DATA SUPPLIED:
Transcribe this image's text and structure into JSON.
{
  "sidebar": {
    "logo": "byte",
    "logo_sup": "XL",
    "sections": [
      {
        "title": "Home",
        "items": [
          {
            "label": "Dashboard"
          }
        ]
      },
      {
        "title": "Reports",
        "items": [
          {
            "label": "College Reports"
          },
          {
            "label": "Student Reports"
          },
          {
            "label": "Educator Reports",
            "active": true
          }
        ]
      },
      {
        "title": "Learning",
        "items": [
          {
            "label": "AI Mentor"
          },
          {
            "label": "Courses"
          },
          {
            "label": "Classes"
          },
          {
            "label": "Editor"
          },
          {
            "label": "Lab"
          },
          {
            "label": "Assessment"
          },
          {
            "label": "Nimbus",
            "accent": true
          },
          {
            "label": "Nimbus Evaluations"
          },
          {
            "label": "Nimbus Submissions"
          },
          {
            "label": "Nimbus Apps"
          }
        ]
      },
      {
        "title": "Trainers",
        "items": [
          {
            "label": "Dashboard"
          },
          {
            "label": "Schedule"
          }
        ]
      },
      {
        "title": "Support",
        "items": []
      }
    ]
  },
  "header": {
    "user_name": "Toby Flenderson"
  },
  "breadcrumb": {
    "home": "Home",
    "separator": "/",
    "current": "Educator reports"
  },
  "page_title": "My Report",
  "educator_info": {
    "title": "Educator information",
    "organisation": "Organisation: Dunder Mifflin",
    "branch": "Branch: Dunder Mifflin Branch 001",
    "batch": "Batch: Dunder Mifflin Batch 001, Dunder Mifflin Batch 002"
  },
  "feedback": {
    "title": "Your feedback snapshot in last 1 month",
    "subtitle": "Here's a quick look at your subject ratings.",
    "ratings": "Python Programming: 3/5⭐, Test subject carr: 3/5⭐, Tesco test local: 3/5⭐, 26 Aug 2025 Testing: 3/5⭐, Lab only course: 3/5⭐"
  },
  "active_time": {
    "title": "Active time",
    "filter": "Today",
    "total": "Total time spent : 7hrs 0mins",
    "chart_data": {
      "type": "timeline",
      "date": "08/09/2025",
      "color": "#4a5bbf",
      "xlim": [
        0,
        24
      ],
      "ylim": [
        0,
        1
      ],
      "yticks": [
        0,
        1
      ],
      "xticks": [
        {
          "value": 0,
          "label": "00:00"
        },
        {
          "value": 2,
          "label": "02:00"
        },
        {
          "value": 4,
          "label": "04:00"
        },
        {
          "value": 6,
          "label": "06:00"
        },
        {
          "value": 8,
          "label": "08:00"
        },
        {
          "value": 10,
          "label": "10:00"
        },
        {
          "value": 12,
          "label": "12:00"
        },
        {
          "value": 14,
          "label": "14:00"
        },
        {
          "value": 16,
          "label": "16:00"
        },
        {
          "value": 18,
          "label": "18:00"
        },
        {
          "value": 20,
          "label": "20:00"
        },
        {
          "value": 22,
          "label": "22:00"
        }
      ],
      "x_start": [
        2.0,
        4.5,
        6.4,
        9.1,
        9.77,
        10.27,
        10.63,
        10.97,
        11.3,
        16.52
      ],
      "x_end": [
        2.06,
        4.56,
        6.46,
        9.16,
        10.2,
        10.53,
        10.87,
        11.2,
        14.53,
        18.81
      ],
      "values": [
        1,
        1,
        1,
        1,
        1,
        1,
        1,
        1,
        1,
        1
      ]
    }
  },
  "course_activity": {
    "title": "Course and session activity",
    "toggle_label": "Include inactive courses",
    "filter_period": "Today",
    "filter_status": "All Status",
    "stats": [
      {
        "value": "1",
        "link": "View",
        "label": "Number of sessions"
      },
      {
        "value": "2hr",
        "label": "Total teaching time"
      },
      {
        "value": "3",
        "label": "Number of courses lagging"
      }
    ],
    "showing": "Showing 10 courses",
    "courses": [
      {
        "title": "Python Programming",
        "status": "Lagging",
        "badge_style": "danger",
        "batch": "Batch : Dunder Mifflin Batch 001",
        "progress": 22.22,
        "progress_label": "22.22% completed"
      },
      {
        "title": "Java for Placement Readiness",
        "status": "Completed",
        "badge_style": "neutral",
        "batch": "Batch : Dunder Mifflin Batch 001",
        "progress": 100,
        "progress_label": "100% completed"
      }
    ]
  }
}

WHAT IS EXPECTED: Take every line from the records above that has the word "Total" and copy it.

RESULT:
    "total": "Total time spent : 7hrs 0mins",
        "label": "Total teaching time"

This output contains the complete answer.